_Exercise directions_
From the process overview excerpt, list the steps of the main procedure that the observer executes every time step, in order.
-- start Text extract --
Process overview and scheduling

2.14
To set up the model all investment and material flow parameters as well as the initial number of agents are initialized. The main procedure, being executed every time step (i.e. year) by the observer, consists of the following five steps. First, the annual construction investments are calculated and accordingly this year's projects created. Second, the potential supply of recycled aggregates is calculated. Third, the projects are distributed to enough awarding authorities and randomly executed (i.e. if the number of projects exceeds the construction capacity of the awarding authorities new ones are created). Fourth, the global demand values and agent properties are updated according to the projects finished. Fifth and finally, the projects older than the limits of the agent's memory are erased from the model.

2.15
The most important sub model is the "execute project" procedure presented in Figure 1 which itself contains several subroutines (a complete specification of the subroutines is presented in Supporting Information Table 5). This project execution of the awarding authorities basically reflects the agent interaction chain derived from the agent-operationalization approach (Knoeri et al. 2011a,2011b). Once a project is assigned to an awarding authority, if sustainable construction is an option at all, this agent first makes his project specification, followed by selecting an engineer to get a design specification and an architect for a project recommendation. These selections are both based on neighbourhood, personal contacts and references. Engineer and architect interact through the project as the architect considers the engineer's design specification as a criterion, which is stored in the project. Having the recommendation from the experts, the awarding authority makes the project confirmation decision and selects the three closest contractors for tendering. Including tender price and expert recommendation the awarding authority awards the contract to the contractor with the highest utility. If the proposed recycled aggregates are out of stock the agents switch back to conventional materials. Finally the demanded materials are deducted from the market and assigned to the project. The availability of the recycling option for the construction experts (i.e. engineers, architects and contractors) depends on other agents' specifications or recommendation and own preferences. For example, engineers consider recycled concrete only as an option, either if the awarding authority specified sustainable construction and the engineer pursues by relating that to recycled concrete, or if he comes up with the recycling option by himself. In all other cases he recommends conventional concrete. The empirical data for the application specific decisions (e.g. from design specification to tender selection) were aggregated from decisions regarding structural indoor and outdoor concrete application since they have been found to correspond to a large extent (Knoeri et al. 2011b). Lean concrete application decisions were neglected due to their relatively small contribution (< 4%) to the overall concrete flows (SI figure 5).
-- end Text extract --
-- start Supplied records --
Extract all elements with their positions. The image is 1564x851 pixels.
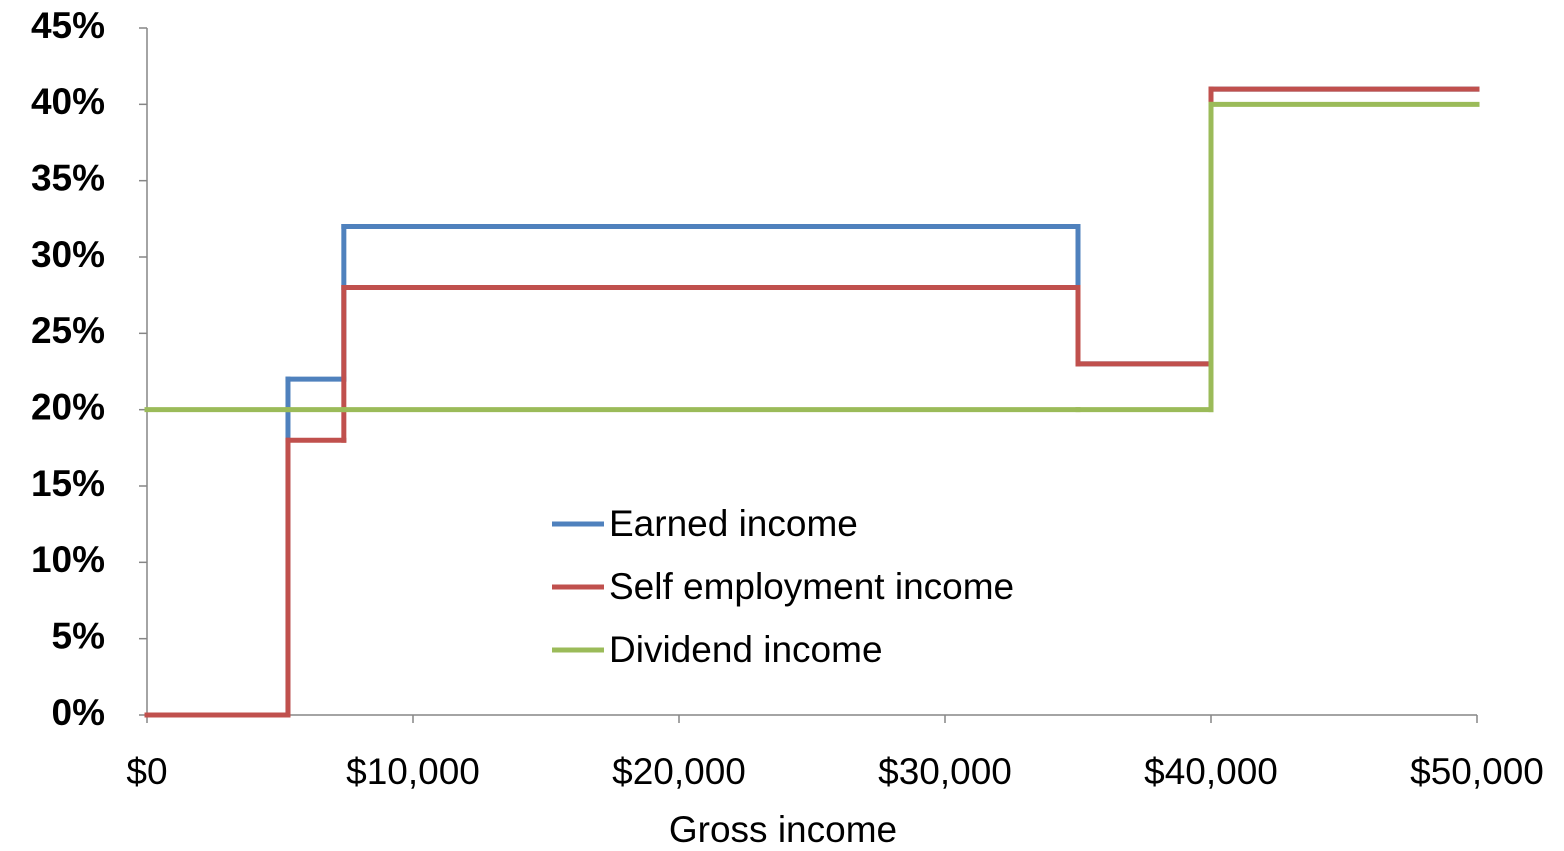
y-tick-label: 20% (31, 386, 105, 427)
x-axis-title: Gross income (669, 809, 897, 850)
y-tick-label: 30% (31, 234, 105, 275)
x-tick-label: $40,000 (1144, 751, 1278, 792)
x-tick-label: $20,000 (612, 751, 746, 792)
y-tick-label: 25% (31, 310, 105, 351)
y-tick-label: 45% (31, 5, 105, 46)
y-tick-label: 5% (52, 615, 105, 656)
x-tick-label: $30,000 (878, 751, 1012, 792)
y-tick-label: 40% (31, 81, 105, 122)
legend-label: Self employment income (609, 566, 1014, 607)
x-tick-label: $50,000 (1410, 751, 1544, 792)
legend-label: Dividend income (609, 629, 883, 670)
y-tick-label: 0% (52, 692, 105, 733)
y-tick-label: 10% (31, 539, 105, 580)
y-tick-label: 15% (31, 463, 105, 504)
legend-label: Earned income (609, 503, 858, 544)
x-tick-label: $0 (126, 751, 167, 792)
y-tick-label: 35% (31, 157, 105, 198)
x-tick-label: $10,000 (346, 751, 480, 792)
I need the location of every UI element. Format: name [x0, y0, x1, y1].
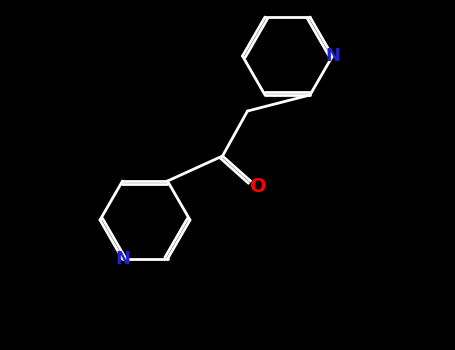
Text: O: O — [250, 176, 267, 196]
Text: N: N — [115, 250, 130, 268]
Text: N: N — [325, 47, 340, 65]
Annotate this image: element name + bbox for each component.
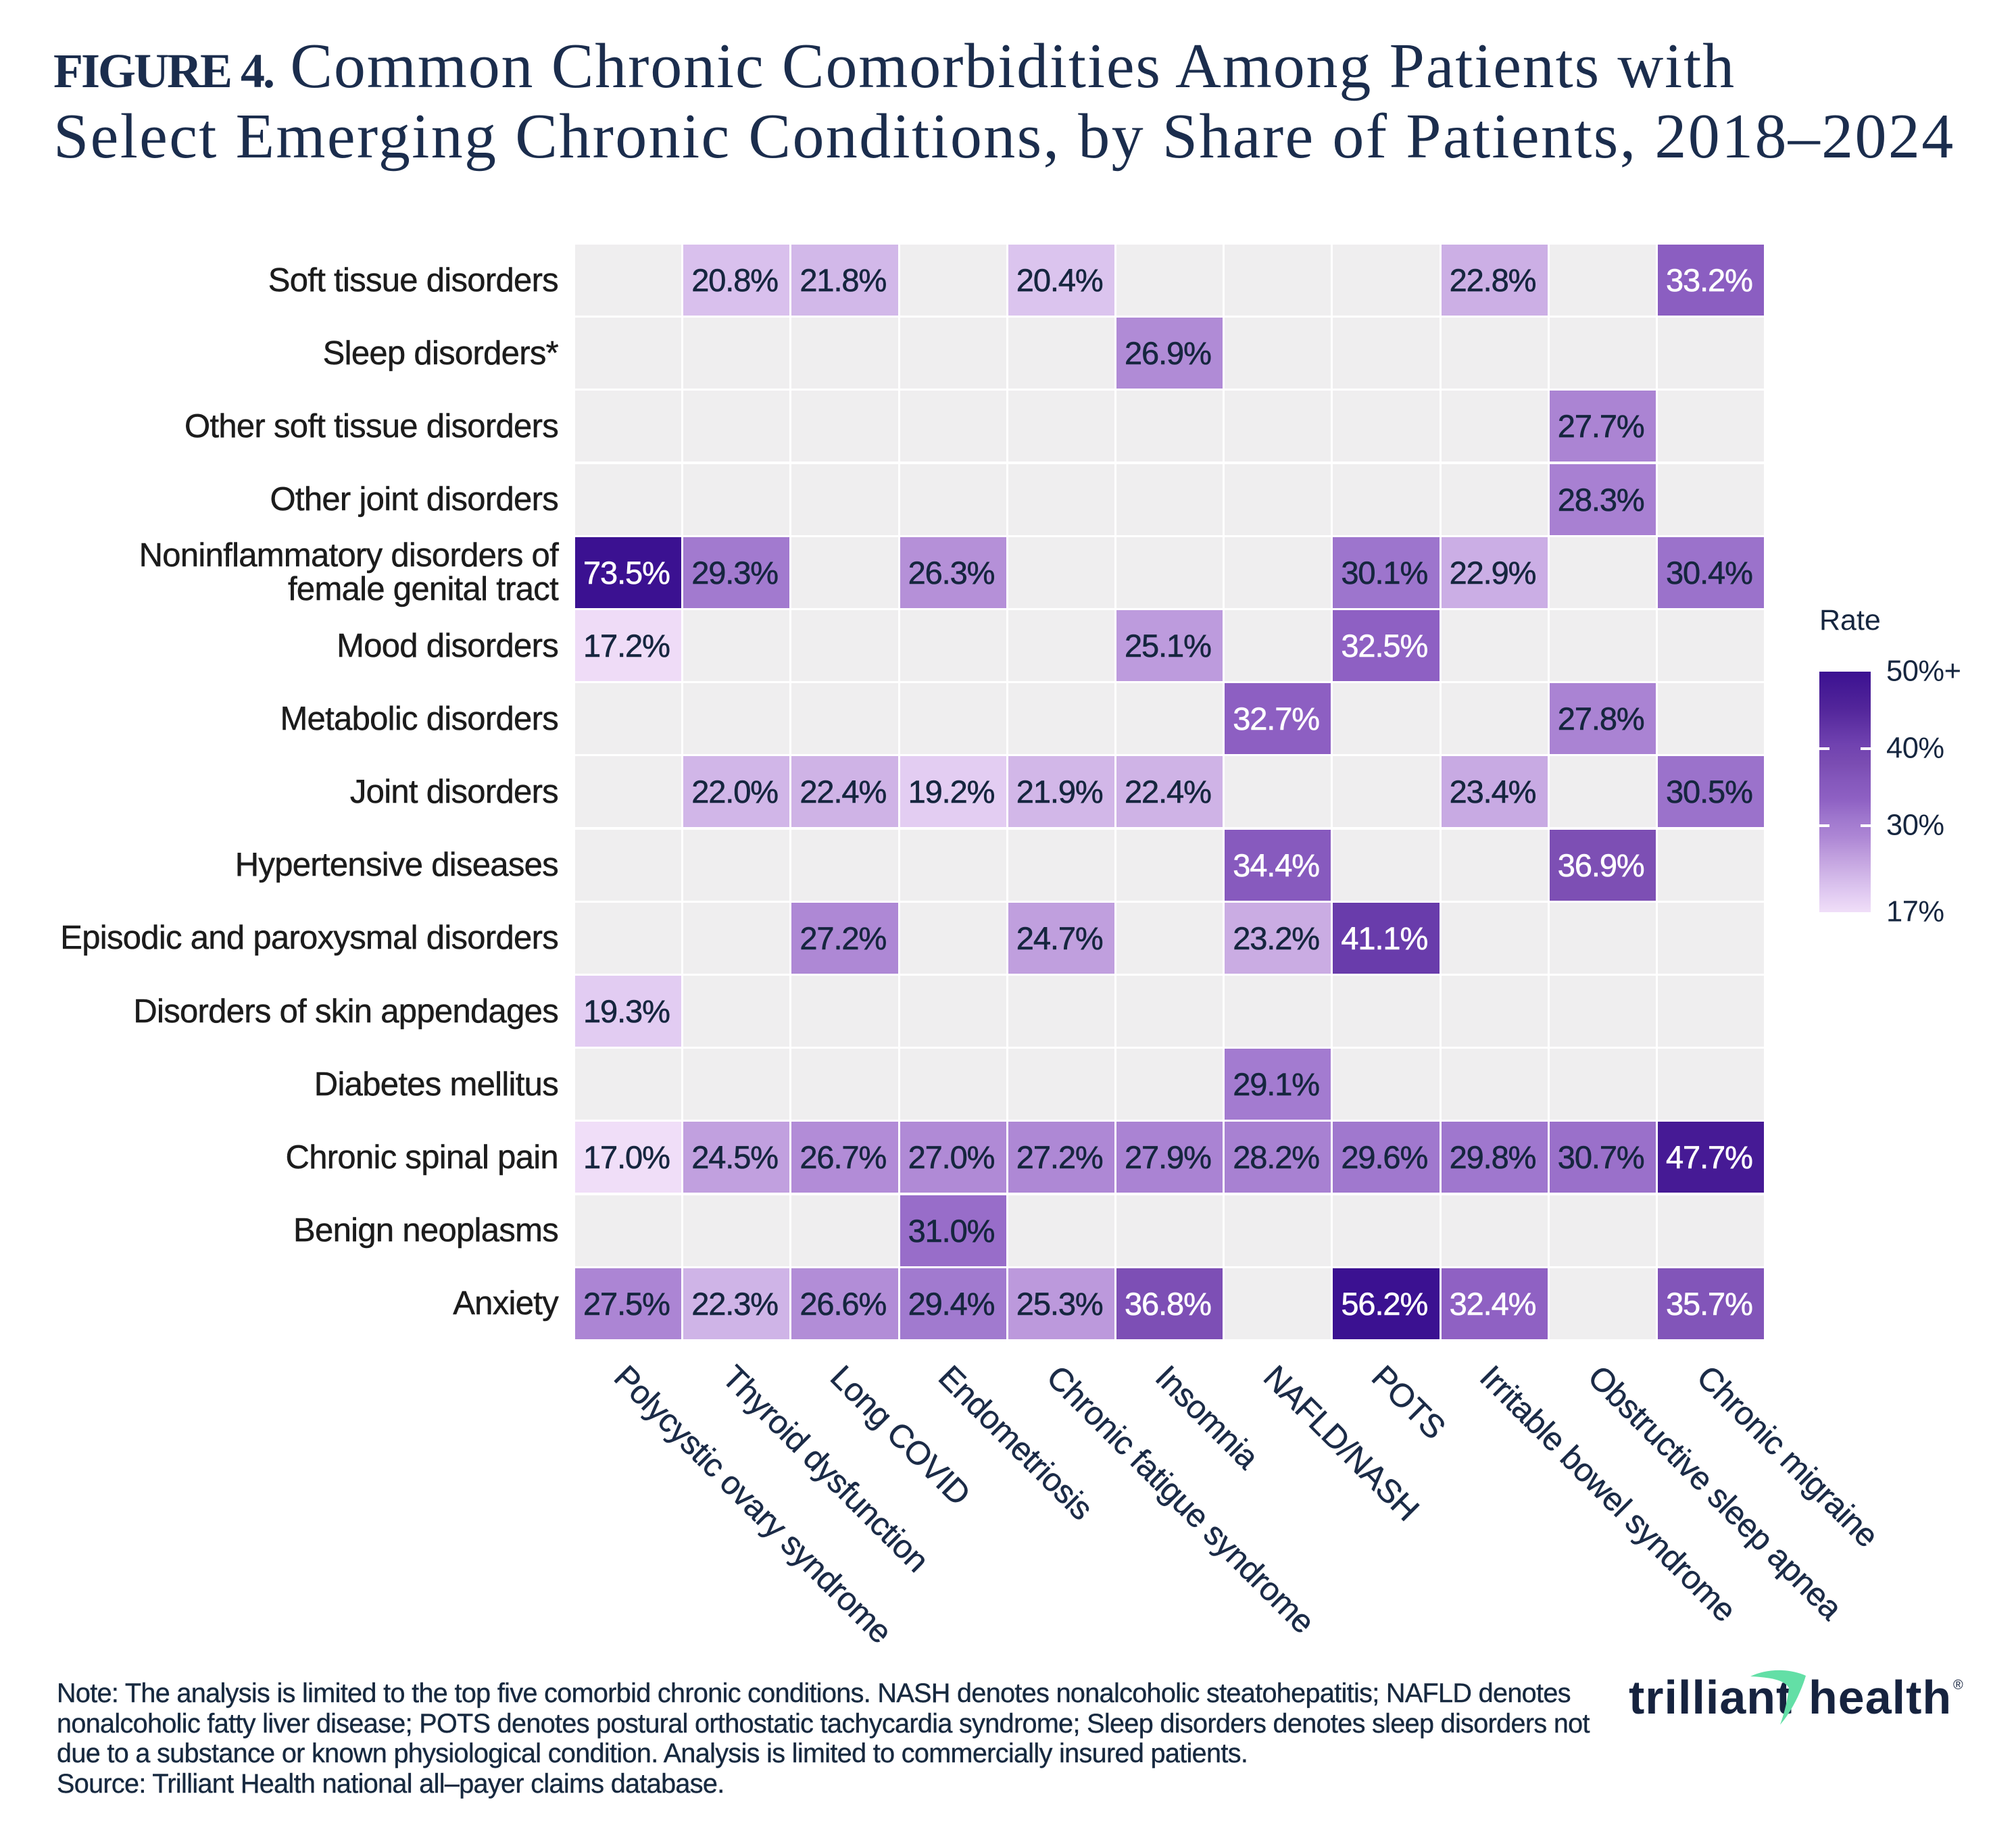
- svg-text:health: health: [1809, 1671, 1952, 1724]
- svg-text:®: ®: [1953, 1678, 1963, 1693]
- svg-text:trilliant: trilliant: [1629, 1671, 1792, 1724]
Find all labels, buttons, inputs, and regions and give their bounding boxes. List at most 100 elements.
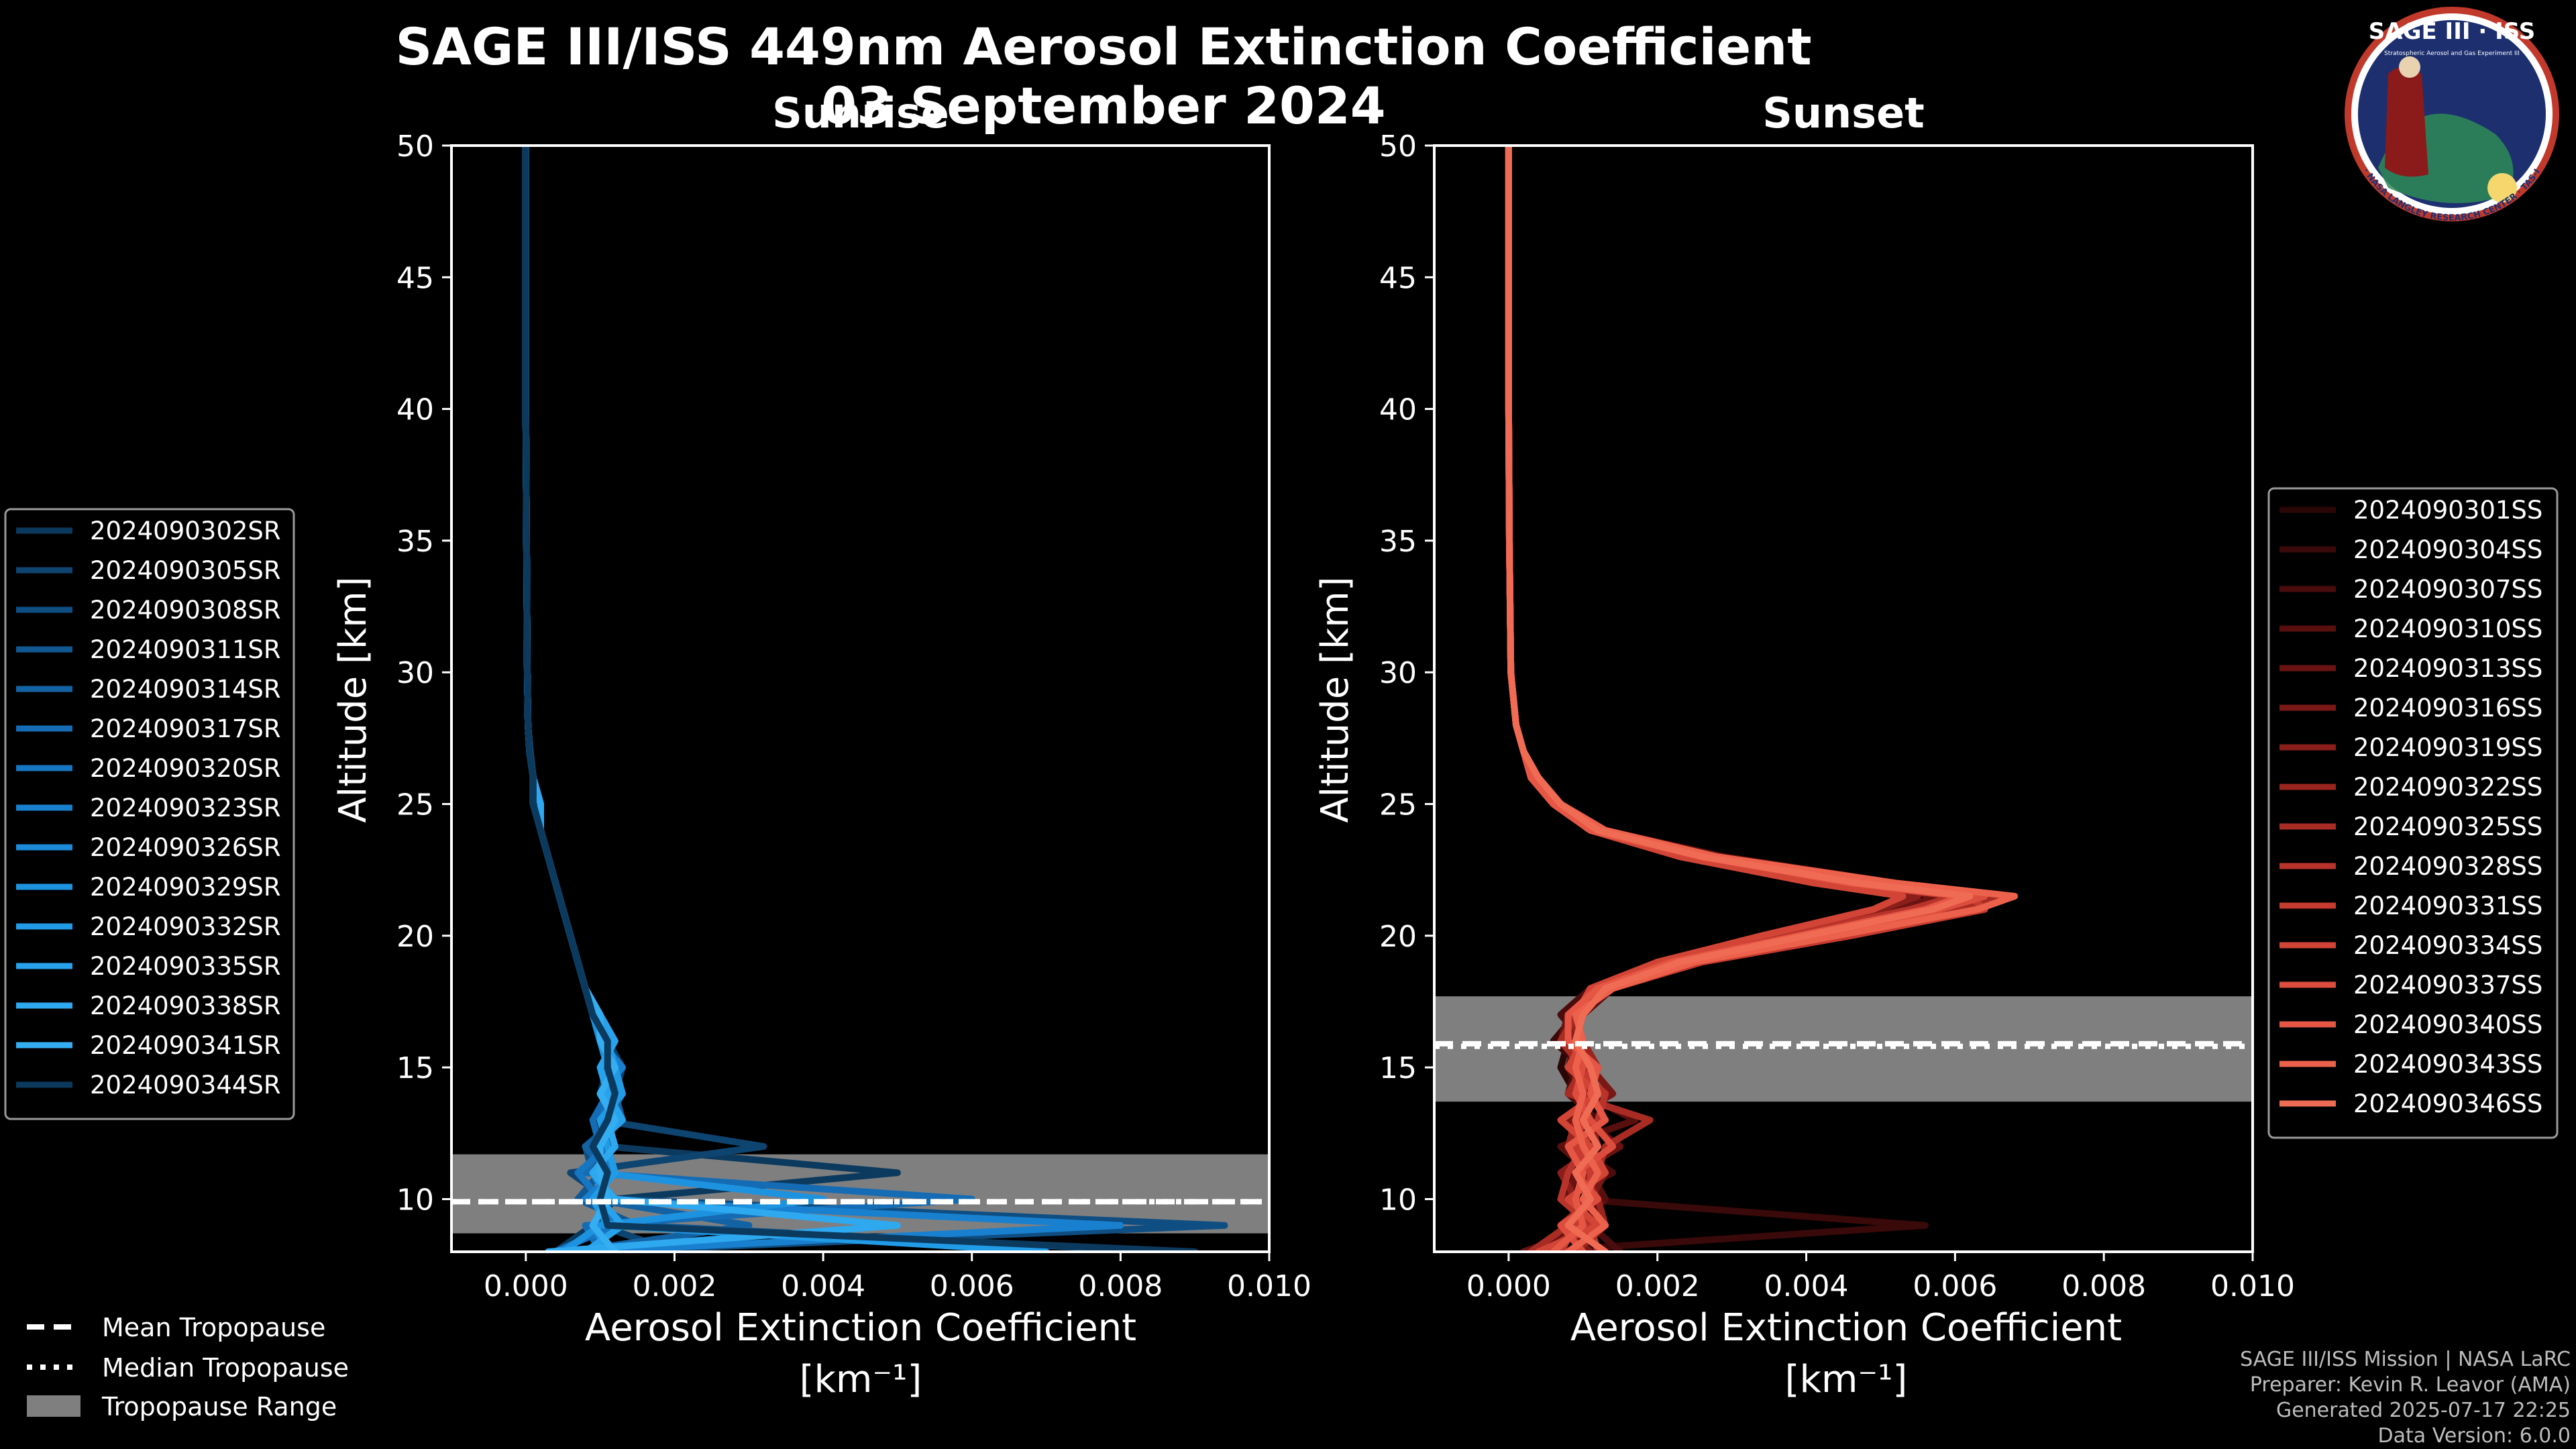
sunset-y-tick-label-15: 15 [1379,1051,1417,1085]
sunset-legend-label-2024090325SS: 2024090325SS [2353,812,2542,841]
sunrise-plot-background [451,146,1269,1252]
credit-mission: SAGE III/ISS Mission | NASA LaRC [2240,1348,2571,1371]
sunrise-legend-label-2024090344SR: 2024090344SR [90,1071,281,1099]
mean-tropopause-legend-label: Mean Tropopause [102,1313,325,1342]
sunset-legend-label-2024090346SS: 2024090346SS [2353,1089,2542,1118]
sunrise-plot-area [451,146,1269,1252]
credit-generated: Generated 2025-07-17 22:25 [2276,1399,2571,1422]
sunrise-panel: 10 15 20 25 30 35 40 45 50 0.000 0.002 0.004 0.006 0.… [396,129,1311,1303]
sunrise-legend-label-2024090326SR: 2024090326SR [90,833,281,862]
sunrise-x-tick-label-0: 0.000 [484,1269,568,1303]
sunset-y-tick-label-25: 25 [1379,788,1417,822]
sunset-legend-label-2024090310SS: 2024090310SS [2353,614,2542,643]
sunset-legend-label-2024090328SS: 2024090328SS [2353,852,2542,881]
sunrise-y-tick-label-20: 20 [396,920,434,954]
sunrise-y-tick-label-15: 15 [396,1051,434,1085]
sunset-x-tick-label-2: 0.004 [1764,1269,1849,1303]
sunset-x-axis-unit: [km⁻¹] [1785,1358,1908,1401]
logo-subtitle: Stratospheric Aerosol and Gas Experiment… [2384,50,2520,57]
-- end Supplied records --
_Solution_
1. Calculate the annual construction investments and create this year's projects accordingly.
2. Calculate the potential supply of recycled aggregates.
3. Distribute the projects to enough awarding authorities and execute them randomly, creating new awarding authorities if the number of projects exceeds their construction capacity.
4. Update the global demand values and agent properties according to the projects finished.
5. Erase from the model the projects older than the limits of the agent's memory.